TASK REQUIREMENTS.
Please give the entries again in full and exactly, without any picture.

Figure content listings
************
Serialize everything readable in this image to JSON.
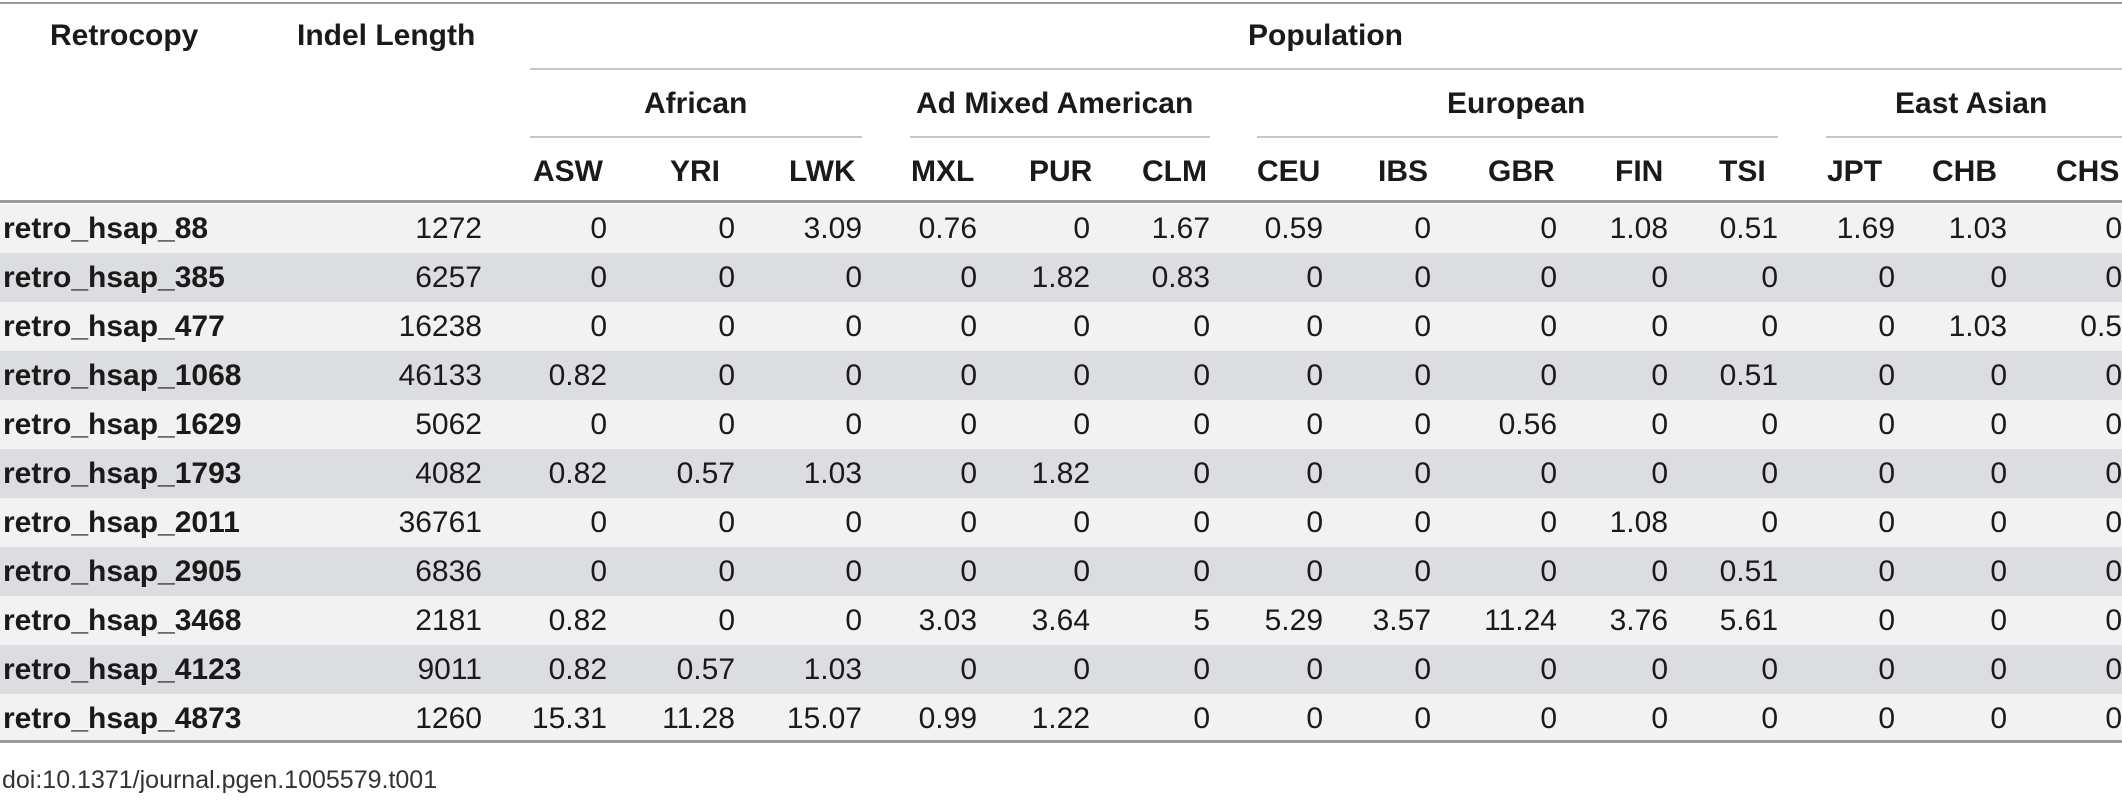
{
  "table": {
    "col_retrocopy": "Retrocopy",
    "col_indel_length": "Indel Length",
    "group_population": "Population",
    "subgroups": [
      "African",
      "Ad Mixed American",
      "European",
      "East Asian"
    ],
    "populations": [
      "ASW",
      "YRI",
      "LWK",
      "MXL",
      "PUR",
      "CLM",
      "CEU",
      "IBS",
      "GBR",
      "FIN",
      "TSI",
      "JPT",
      "CHB",
      "CHS"
    ],
    "rows": [
      {
        "name": "retro_hsap_88",
        "length": "1272",
        "values": [
          "0",
          "0",
          "3.09",
          "0.76",
          "0",
          "1.67",
          "0.59",
          "0",
          "0",
          "1.08",
          "0.51",
          "1.69",
          "1.03",
          "0"
        ]
      },
      {
        "name": "retro_hsap_385",
        "length": "6257",
        "values": [
          "0",
          "0",
          "0",
          "0",
          "1.82",
          "0.83",
          "0",
          "0",
          "0",
          "0",
          "0",
          "0",
          "0",
          "0"
        ]
      },
      {
        "name": "retro_hsap_477",
        "length": "16238",
        "values": [
          "0",
          "0",
          "0",
          "0",
          "0",
          "0",
          "0",
          "0",
          "0",
          "0",
          "0",
          "0",
          "1.03",
          "0.5"
        ]
      },
      {
        "name": "retro_hsap_1068",
        "length": "46133",
        "values": [
          "0.82",
          "0",
          "0",
          "0",
          "0",
          "0",
          "0",
          "0",
          "0",
          "0",
          "0.51",
          "0",
          "0",
          "0"
        ]
      },
      {
        "name": "retro_hsap_1629",
        "length": "5062",
        "values": [
          "0",
          "0",
          "0",
          "0",
          "0",
          "0",
          "0",
          "0",
          "0.56",
          "0",
          "0",
          "0",
          "0",
          "0"
        ]
      },
      {
        "name": "retro_hsap_1793",
        "length": "4082",
        "values": [
          "0.82",
          "0.57",
          "1.03",
          "0",
          "1.82",
          "0",
          "0",
          "0",
          "0",
          "0",
          "0",
          "0",
          "0",
          "0"
        ]
      },
      {
        "name": "retro_hsap_2011",
        "length": "36761",
        "values": [
          "0",
          "0",
          "0",
          "0",
          "0",
          "0",
          "0",
          "0",
          "0",
          "1.08",
          "0",
          "0",
          "0",
          "0"
        ]
      },
      {
        "name": "retro_hsap_2905",
        "length": "6836",
        "values": [
          "0",
          "0",
          "0",
          "0",
          "0",
          "0",
          "0",
          "0",
          "0",
          "0",
          "0.51",
          "0",
          "0",
          "0"
        ]
      },
      {
        "name": "retro_hsap_3468",
        "length": "2181",
        "values": [
          "0.82",
          "0",
          "0",
          "3.03",
          "3.64",
          "5",
          "5.29",
          "3.57",
          "11.24",
          "3.76",
          "5.61",
          "0",
          "0",
          "0"
        ]
      },
      {
        "name": "retro_hsap_4123",
        "length": "9011",
        "values": [
          "0.82",
          "0.57",
          "1.03",
          "0",
          "0",
          "0",
          "0",
          "0",
          "0",
          "0",
          "0",
          "0",
          "0",
          "0"
        ]
      },
      {
        "name": "retro_hsap_4873",
        "length": "1260",
        "values": [
          "15.31",
          "11.28",
          "15.07",
          "0.99",
          "1.22",
          "0",
          "0",
          "0",
          "0",
          "0",
          "0",
          "0",
          "0",
          "0"
        ]
      }
    ]
  },
  "footer": {
    "doi": "doi:10.1371/journal.pgen.1005579.t001"
  }
}
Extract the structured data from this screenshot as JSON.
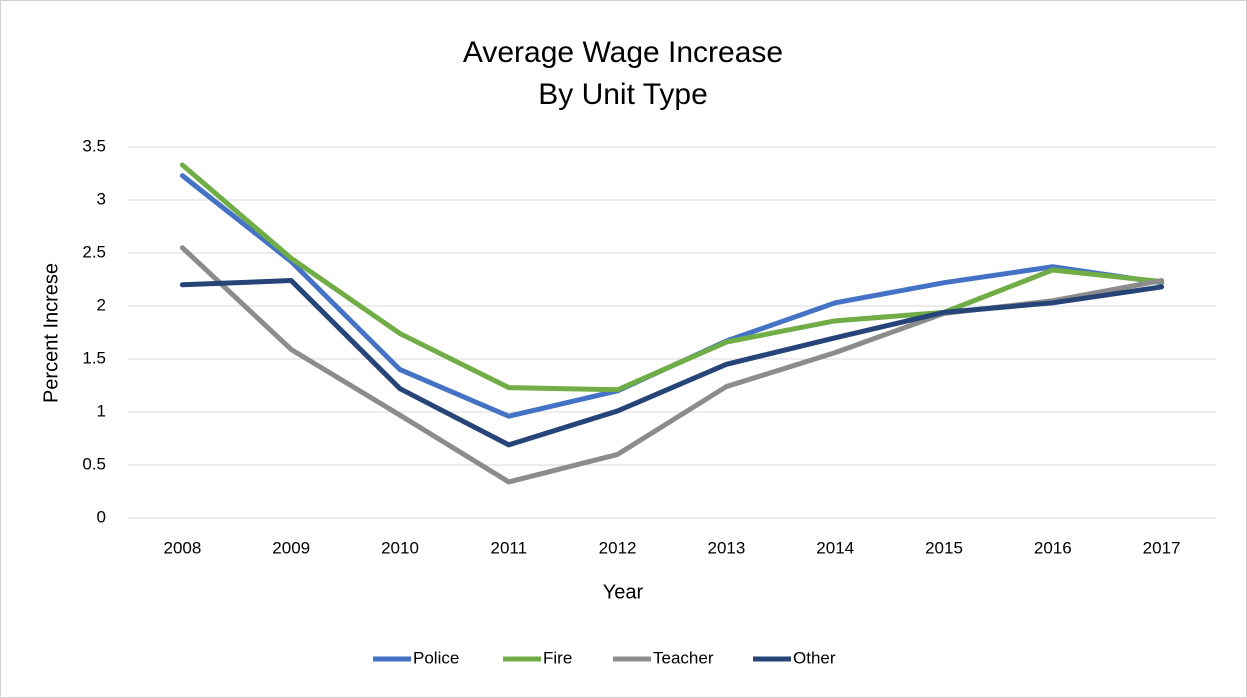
{
  "chart_data": {
    "type": "line",
    "title": [
      "Average Wage Increase",
      "By Unit Type"
    ],
    "x_label": "Year",
    "y_label": "Percent Increse",
    "categories": [
      "2008",
      "2009",
      "2010",
      "2011",
      "2012",
      "2013",
      "2014",
      "2015",
      "2016",
      "2017"
    ],
    "series": [
      {
        "name": "Police",
        "color": "#4472c4",
        "values": [
          3.23,
          2.42,
          1.4,
          0.96,
          1.2,
          1.67,
          2.03,
          2.22,
          2.37,
          2.22
        ]
      },
      {
        "name": "Fire",
        "color": "#70ad47",
        "values": [
          3.33,
          2.45,
          1.74,
          1.23,
          1.21,
          1.66,
          1.86,
          1.94,
          2.34,
          2.23
        ]
      },
      {
        "name": "Teacher",
        "color": "#8c8c8c",
        "values": [
          2.55,
          1.59,
          0.97,
          0.34,
          0.6,
          1.24,
          1.56,
          1.93,
          2.05,
          2.24
        ]
      },
      {
        "name": "Other",
        "color": "#264478",
        "values": [
          2.2,
          2.24,
          1.22,
          0.69,
          1.01,
          1.45,
          1.7,
          1.94,
          2.03,
          2.18
        ]
      }
    ],
    "ylim": [
      0,
      3.5
    ],
    "yticks": [
      0,
      0.5,
      1,
      1.5,
      2,
      2.5,
      3,
      3.5
    ],
    "grid": true,
    "legend": "bottom"
  }
}
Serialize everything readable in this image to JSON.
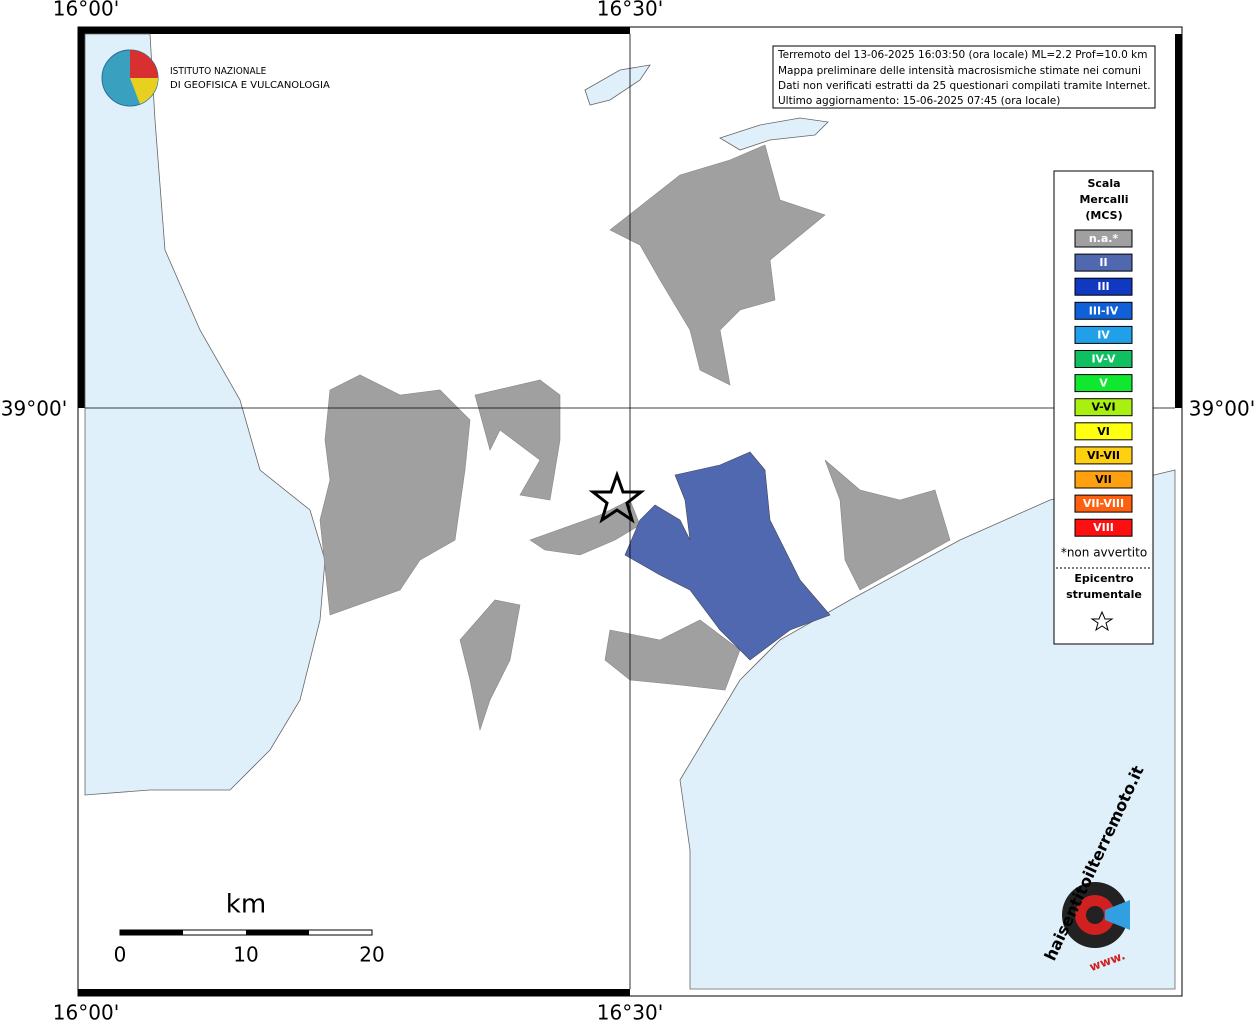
{
  "map": {
    "grid_labels": {
      "lon_left": "16°00'",
      "lon_mid": "16°30'",
      "lat": "39°00'"
    },
    "institute": [
      "ISTITUTO NAZIONALE",
      "DI GEOFISICA E VULCANOLOGIA"
    ],
    "info": [
      "Terremoto del 13-06-2025 16:03:50 (ora locale) ML=2.2 Prof=10.0 km",
      "Mappa preliminare delle intensità macrosismiche stimate nei comuni",
      "Dati non verificati estratti da 25 questionari compilati tramite Internet.",
      "Ultimo aggiornamento: 15-06-2025 07:45 (ora locale)"
    ],
    "legend": {
      "title": [
        "Scala",
        "Mercalli",
        "(MCS)"
      ],
      "items": [
        {
          "label": "n.a.*",
          "color": "#a0a0a0"
        },
        {
          "label": "II",
          "color": "#5068b0"
        },
        {
          "label": "III",
          "color": "#1038c0"
        },
        {
          "label": "III-IV",
          "color": "#1060d8"
        },
        {
          "label": "IV",
          "color": "#20a0e8"
        },
        {
          "label": "IV-V",
          "color": "#10c060"
        },
        {
          "label": "V",
          "color": "#10e830"
        },
        {
          "label": "V-VI",
          "color": "#a8f010"
        },
        {
          "label": "VI",
          "color": "#ffff10"
        },
        {
          "label": "VI-VII",
          "color": "#ffd010"
        },
        {
          "label": "VII",
          "color": "#ffa010"
        },
        {
          "label": "VII-VIII",
          "color": "#ff6010"
        },
        {
          "label": "VIII",
          "color": "#ff1010"
        }
      ],
      "note": "*non avvertito",
      "epicenter": [
        "Epicentro",
        "strumentale"
      ]
    },
    "scale": {
      "unit": "km",
      "labels": [
        "0",
        "10",
        "20"
      ]
    },
    "site_logo": {
      "name": "haisentitoilterremoto.it",
      "prefix": "www."
    }
  }
}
************
WRITTEN RESPONSE.
Serialize everything readable in this image to JSON.
{
  "table": {
    "col_retrocopy": "Retrocopy",
    "col_indel_length": "Indel Length",
    "group_population": "Population",
    "subgroups": [
      "African",
      "Ad Mixed American",
      "European",
      "East Asian"
    ],
    "populations": [
      "ASW",
      "YRI",
      "LWK",
      "MXL",
      "PUR",
      "CLM",
      "CEU",
      "IBS",
      "GBR",
      "FIN",
      "TSI",
      "JPT",
      "CHB",
      "CHS"
    ],
    "rows": [
      {
        "name": "retro_hsap_88",
        "length": "1272",
        "values": [
          "0",
          "0",
          "3.09",
          "0.76",
          "0",
          "1.67",
          "0.59",
          "0",
          "0",
          "1.08",
          "0.51",
          "1.69",
          "1.03",
          "0"
        ]
      },
      {
        "name": "retro_hsap_385",
        "length": "6257",
        "values": [
          "0",
          "0",
          "0",
          "0",
          "1.82",
          "0.83",
          "0",
          "0",
          "0",
          "0",
          "0",
          "0",
          "0",
          "0"
        ]
      },
      {
        "name": "retro_hsap_477",
        "length": "16238",
        "values": [
          "0",
          "0",
          "0",
          "0",
          "0",
          "0",
          "0",
          "0",
          "0",
          "0",
          "0",
          "0",
          "1.03",
          "0.5"
        ]
      },
      {
        "name": "retro_hsap_1068",
        "length": "46133",
        "values": [
          "0.82",
          "0",
          "0",
          "0",
          "0",
          "0",
          "0",
          "0",
          "0",
          "0",
          "0.51",
          "0",
          "0",
          "0"
        ]
      },
      {
        "name": "retro_hsap_1629",
        "length": "5062",
        "values": [
          "0",
          "0",
          "0",
          "0",
          "0",
          "0",
          "0",
          "0",
          "0.56",
          "0",
          "0",
          "0",
          "0",
          "0"
        ]
      },
      {
        "name": "retro_hsap_1793",
        "length": "4082",
        "values": [
          "0.82",
          "0.57",
          "1.03",
          "0",
          "1.82",
          "0",
          "0",
          "0",
          "0",
          "0",
          "0",
          "0",
          "0",
          "0"
        ]
      },
      {
        "name": "retro_hsap_2011",
        "length": "36761",
        "values": [
          "0",
          "0",
          "0",
          "0",
          "0",
          "0",
          "0",
          "0",
          "0",
          "1.08",
          "0",
          "0",
          "0",
          "0"
        ]
      },
      {
        "name": "retro_hsap_2905",
        "length": "6836",
        "values": [
          "0",
          "0",
          "0",
          "0",
          "0",
          "0",
          "0",
          "0",
          "0",
          "0",
          "0.51",
          "0",
          "0",
          "0"
        ]
      },
      {
        "name": "retro_hsap_3468",
        "length": "2181",
        "values": [
          "0.82",
          "0",
          "0",
          "3.03",
          "3.64",
          "5",
          "5.29",
          "3.57",
          "11.24",
          "3.76",
          "5.61",
          "0",
          "0",
          "0"
        ]
      },
      {
        "name": "retro_hsap_4123",
        "length": "9011",
        "values": [
          "0.82",
          "0.57",
          "1.03",
          "0",
          "0",
          "0",
          "0",
          "0",
          "0",
          "0",
          "0",
          "0",
          "0",
          "0"
        ]
      },
      {
        "name": "retro_hsap_4873",
        "length": "1260",
        "values": [
          "15.31",
          "11.28",
          "15.07",
          "0.99",
          "1.22",
          "0",
          "0",
          "0",
          "0",
          "0",
          "0",
          "0",
          "0",
          "0"
        ]
      }
    ]
  },
  "footer": {
    "doi": "doi:10.1371/journal.pgen.1005579.t001"
  }
}
Extract the structured data from this screenshot as JSON.
{
  "chart_data": {
    "type": "line",
    "title": [
      "Average Wage Increase",
      "By Unit Type"
    ],
    "x_label": "Year",
    "y_label": "Percent Increse",
    "categories": [
      "2008",
      "2009",
      "2010",
      "2011",
      "2012",
      "2013",
      "2014",
      "2015",
      "2016",
      "2017"
    ],
    "series": [
      {
        "name": "Police",
        "color": "#4472c4",
        "values": [
          3.23,
          2.42,
          1.4,
          0.96,
          1.2,
          1.67,
          2.03,
          2.22,
          2.37,
          2.22
        ]
      },
      {
        "name": "Fire",
        "color": "#70ad47",
        "values": [
          3.33,
          2.45,
          1.74,
          1.23,
          1.21,
          1.66,
          1.86,
          1.94,
          2.34,
          2.23
        ]
      },
      {
        "name": "Teacher",
        "color": "#8c8c8c",
        "values": [
          2.55,
          1.59,
          0.97,
          0.34,
          0.6,
          1.24,
          1.56,
          1.93,
          2.05,
          2.24
        ]
      },
      {
        "name": "Other",
        "color": "#264478",
        "values": [
          2.2,
          2.24,
          1.22,
          0.69,
          1.01,
          1.45,
          1.7,
          1.94,
          2.03,
          2.18
        ]
      }
    ],
    "ylim": [
      0,
      3.5
    ],
    "yticks": [
      0,
      0.5,
      1,
      1.5,
      2,
      2.5,
      3,
      3.5
    ],
    "grid": true,
    "legend": "bottom"
  }
}
Serialize everything readable in this image to JSON.
{
  "map": {
    "grid_labels": {
      "lon_left": "16°00'",
      "lon_mid": "16°30'",
      "lat": "39°00'"
    },
    "institute": [
      "ISTITUTO NAZIONALE",
      "DI GEOFISICA E VULCANOLOGIA"
    ],
    "info": [
      "Terremoto del 13-06-2025 16:03:50 (ora locale) ML=2.2 Prof=10.0 km",
      "Mappa preliminare delle intensità macrosismiche stimate nei comuni",
      "Dati non verificati estratti da 25 questionari compilati tramite Internet.",
      "Ultimo aggiornamento: 15-06-2025 07:45 (ora locale)"
    ],
    "legend": {
      "title": [
        "Scala",
        "Mercalli",
        "(MCS)"
      ],
      "items": [
        {
          "label": "n.a.*",
          "color": "#a0a0a0"
        },
        {
          "label": "II",
          "color": "#5068b0"
        },
        {
          "label": "III",
          "color": "#1038c0"
        },
        {
          "label": "III-IV",
          "color": "#1060d8"
        },
        {
          "label": "IV",
          "color": "#20a0e8"
        },
        {
          "label": "IV-V",
          "color": "#10c060"
        },
        {
          "label": "V",
          "color": "#10e830"
        },
        {
          "label": "V-VI",
          "color": "#a8f010"
        },
        {
          "label": "VI",
          "color": "#ffff10"
        },
        {
          "label": "VI-VII",
          "color": "#ffd010"
        },
        {
          "label": "VII",
          "color": "#ffa010"
        },
        {
          "label": "VII-VIII",
          "color": "#ff6010"
        },
        {
          "label": "VIII",
          "color": "#ff1010"
        }
      ],
      "note": "*non avvertito",
      "epicenter": [
        "Epicentro",
        "strumentale"
      ]
    },
    "scale": {
      "unit": "km",
      "labels": [
        "0",
        "10",
        "20"
      ]
    },
    "site_logo": {
      "name": "haisentitoilterremoto.it",
      "prefix": "www."
    }
  }
}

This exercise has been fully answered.